- _Provided records_:
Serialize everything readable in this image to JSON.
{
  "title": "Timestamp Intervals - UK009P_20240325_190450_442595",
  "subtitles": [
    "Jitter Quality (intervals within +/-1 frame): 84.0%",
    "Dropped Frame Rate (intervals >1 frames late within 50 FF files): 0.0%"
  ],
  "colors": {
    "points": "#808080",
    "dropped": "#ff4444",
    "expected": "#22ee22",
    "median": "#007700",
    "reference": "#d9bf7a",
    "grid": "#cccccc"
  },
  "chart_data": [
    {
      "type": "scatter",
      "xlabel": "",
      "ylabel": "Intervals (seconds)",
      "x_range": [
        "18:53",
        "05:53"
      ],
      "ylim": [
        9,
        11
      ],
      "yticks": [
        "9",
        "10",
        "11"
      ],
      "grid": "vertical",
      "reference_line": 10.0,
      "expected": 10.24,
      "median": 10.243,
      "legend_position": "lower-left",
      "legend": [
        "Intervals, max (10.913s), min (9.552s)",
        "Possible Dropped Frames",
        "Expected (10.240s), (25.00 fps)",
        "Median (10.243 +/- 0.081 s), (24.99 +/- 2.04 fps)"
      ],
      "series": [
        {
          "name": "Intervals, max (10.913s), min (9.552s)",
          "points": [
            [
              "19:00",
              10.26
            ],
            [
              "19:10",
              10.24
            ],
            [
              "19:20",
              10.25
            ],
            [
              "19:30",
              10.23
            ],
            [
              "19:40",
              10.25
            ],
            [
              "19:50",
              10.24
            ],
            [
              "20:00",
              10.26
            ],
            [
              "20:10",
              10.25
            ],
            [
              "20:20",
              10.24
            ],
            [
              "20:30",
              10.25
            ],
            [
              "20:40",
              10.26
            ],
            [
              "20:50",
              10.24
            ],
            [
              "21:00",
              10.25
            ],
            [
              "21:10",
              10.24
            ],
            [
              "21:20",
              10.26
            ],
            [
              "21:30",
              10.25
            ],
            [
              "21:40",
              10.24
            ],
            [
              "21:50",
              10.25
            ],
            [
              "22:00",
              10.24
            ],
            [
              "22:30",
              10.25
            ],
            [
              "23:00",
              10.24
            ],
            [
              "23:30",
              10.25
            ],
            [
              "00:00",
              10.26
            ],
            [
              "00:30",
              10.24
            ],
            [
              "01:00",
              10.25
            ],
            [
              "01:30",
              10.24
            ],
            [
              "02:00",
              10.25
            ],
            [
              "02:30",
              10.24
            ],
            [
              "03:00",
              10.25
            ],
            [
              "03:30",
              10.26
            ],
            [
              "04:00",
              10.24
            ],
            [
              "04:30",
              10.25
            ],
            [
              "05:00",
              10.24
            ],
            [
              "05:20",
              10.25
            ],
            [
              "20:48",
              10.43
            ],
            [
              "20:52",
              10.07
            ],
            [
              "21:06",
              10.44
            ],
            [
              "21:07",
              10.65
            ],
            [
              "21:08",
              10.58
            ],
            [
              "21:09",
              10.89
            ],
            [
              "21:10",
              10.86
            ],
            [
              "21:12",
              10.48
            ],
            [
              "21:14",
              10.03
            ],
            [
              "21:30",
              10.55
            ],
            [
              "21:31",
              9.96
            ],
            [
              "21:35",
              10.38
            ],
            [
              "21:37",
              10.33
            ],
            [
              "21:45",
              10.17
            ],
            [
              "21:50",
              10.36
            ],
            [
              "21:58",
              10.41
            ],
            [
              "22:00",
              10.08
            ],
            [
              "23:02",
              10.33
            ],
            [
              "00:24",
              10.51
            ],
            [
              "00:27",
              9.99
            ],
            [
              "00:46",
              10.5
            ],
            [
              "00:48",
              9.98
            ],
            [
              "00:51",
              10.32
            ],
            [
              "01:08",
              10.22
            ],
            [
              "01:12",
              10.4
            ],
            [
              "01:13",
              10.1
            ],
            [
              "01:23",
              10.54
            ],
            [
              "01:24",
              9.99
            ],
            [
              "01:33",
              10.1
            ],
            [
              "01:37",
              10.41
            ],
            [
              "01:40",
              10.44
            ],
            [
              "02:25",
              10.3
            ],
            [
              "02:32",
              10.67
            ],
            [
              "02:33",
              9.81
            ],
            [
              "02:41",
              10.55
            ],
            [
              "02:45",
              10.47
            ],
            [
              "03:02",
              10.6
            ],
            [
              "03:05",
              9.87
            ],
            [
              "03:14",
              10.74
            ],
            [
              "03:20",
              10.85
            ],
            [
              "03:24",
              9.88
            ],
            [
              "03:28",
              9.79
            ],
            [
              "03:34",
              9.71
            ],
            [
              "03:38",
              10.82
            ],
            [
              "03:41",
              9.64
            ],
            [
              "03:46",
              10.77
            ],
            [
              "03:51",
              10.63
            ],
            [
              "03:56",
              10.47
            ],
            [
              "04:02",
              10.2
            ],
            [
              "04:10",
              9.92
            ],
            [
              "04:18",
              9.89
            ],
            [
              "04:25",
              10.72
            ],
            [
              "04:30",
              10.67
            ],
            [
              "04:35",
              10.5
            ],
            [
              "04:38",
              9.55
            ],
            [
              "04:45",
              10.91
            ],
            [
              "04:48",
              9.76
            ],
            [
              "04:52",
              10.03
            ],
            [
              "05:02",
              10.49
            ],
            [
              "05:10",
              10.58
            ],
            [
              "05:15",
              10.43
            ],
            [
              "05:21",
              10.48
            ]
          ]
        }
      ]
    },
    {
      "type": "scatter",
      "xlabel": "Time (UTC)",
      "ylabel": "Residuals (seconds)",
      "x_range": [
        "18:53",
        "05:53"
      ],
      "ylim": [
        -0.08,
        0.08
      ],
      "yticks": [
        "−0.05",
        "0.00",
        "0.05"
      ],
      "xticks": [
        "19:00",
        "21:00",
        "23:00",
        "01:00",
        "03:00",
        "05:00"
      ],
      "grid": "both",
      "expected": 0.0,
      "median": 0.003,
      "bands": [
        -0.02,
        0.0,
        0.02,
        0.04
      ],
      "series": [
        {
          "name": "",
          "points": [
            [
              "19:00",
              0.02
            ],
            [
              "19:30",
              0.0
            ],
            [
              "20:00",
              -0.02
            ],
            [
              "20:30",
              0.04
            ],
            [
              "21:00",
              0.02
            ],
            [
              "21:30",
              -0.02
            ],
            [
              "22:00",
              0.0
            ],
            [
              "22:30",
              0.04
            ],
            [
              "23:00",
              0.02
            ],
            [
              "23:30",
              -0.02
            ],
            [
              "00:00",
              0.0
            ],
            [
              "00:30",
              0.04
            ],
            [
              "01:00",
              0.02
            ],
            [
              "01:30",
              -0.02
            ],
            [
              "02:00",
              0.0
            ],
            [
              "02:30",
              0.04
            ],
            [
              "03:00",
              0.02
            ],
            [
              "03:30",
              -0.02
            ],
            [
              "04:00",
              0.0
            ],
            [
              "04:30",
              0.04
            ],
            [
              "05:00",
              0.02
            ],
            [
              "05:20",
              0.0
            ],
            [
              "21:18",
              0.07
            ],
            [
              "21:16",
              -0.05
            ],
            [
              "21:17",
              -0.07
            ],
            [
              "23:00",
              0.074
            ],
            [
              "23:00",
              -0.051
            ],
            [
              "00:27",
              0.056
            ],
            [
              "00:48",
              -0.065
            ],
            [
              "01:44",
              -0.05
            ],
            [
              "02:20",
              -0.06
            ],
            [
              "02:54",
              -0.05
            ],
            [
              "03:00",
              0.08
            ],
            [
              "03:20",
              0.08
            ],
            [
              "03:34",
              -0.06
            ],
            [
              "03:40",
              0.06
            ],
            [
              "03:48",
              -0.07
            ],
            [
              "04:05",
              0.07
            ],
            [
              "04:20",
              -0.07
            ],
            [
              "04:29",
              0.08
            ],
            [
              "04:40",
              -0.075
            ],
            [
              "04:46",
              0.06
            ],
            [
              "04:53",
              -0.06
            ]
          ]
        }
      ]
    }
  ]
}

--

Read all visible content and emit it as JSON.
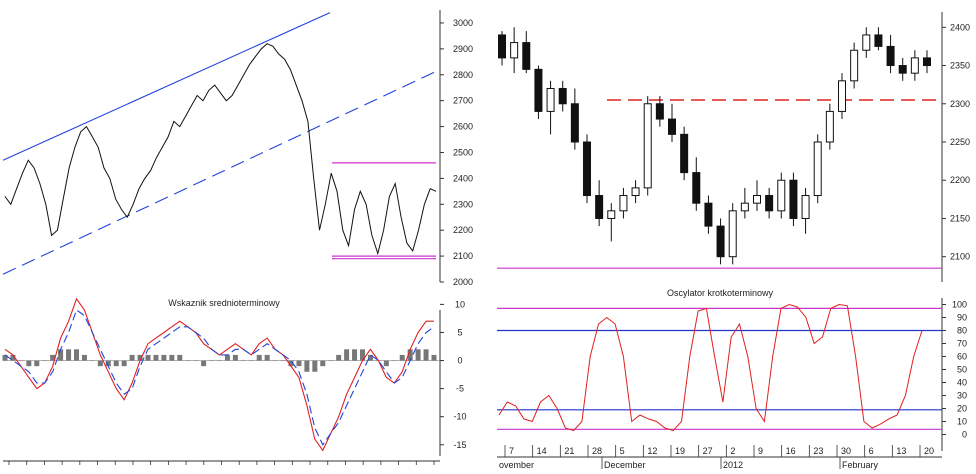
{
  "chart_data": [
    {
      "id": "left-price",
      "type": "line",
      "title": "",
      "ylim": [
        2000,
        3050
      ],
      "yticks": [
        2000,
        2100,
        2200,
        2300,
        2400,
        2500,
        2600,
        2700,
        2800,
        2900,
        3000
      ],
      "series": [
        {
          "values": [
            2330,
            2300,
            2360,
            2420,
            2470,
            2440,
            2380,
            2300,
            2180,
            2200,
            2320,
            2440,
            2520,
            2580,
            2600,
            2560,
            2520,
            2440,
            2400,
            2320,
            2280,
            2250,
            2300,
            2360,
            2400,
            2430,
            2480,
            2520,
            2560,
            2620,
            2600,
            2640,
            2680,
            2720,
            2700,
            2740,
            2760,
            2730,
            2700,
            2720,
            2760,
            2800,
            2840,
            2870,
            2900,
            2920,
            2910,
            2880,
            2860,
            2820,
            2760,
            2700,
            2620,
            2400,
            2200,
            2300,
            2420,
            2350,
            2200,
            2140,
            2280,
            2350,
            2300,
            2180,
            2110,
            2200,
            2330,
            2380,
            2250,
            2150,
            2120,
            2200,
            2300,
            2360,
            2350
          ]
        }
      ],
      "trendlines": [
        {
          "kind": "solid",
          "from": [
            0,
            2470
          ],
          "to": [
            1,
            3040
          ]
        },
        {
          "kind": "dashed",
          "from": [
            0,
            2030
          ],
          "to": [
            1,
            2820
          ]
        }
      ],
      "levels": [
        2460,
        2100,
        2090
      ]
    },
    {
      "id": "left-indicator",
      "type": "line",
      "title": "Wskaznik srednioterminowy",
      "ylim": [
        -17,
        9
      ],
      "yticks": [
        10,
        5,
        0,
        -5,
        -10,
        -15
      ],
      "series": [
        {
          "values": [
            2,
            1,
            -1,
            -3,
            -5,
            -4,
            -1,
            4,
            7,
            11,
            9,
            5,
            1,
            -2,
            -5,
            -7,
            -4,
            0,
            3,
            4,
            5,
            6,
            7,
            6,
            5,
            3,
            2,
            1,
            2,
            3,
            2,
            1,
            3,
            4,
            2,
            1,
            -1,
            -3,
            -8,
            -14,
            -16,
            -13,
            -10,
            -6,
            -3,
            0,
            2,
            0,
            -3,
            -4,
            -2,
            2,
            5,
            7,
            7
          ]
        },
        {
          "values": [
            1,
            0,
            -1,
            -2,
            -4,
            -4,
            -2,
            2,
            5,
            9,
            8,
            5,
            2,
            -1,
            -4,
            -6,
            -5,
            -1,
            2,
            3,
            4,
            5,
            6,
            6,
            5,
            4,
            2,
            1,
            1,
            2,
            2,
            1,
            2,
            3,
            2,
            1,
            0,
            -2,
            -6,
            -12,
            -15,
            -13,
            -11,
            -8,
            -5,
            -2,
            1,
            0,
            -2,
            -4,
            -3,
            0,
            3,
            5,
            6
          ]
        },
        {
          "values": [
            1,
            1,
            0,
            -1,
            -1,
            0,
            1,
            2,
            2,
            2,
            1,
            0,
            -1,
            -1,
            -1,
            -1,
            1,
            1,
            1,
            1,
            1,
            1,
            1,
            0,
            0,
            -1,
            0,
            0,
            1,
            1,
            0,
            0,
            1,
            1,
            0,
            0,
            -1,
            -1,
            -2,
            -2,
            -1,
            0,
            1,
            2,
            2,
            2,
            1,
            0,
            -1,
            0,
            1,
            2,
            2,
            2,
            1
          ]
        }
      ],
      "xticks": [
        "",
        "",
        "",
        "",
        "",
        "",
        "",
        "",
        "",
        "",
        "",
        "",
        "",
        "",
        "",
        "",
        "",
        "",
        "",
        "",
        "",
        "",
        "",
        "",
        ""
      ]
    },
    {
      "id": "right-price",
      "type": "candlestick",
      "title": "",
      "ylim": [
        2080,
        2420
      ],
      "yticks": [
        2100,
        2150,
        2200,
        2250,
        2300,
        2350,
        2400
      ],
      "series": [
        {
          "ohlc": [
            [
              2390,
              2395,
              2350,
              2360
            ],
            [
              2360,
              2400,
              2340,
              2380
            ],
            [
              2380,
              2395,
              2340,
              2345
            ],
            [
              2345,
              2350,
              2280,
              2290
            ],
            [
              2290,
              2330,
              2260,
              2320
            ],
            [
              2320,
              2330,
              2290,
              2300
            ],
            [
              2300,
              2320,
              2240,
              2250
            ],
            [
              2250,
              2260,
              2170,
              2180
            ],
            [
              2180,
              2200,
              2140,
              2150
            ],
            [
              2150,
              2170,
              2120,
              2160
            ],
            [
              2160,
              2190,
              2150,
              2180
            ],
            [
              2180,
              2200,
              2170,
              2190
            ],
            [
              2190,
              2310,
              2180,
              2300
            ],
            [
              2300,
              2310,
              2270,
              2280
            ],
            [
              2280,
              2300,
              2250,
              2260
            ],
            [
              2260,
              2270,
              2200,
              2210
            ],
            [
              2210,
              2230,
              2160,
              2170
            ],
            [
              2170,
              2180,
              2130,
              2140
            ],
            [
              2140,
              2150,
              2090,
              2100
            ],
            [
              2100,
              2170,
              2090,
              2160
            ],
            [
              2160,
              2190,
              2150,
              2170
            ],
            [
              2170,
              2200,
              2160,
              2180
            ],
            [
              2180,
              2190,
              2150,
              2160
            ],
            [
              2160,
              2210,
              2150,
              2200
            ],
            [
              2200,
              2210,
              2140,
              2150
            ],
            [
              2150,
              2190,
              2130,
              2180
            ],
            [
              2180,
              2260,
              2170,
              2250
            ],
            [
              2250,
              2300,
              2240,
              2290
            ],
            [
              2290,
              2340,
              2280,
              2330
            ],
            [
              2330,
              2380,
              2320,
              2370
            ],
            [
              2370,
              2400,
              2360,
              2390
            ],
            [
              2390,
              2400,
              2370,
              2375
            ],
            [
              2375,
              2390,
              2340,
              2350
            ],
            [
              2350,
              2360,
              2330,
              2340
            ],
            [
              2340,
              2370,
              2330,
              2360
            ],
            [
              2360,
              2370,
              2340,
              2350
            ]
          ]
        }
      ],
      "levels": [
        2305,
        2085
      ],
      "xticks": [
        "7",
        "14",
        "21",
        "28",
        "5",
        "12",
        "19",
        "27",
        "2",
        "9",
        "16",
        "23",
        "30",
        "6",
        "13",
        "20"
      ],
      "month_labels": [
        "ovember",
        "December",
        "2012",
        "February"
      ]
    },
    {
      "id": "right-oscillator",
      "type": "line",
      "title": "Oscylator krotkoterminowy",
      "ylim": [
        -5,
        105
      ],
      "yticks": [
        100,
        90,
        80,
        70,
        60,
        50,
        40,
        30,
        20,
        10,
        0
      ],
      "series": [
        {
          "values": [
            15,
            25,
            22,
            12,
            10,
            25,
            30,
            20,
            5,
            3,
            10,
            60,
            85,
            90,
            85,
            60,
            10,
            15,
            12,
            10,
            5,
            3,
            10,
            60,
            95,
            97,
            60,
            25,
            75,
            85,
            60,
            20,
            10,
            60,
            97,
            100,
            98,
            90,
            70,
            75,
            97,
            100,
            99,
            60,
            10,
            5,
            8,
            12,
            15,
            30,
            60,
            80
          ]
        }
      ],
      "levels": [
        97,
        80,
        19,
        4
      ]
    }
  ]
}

- _Work to do_: Copy each line holding the word "ylabel" from the listing above.

- _Task response_:
      "ylabel": "Intervals (seconds)",
      "ylabel": "Residuals (seconds)",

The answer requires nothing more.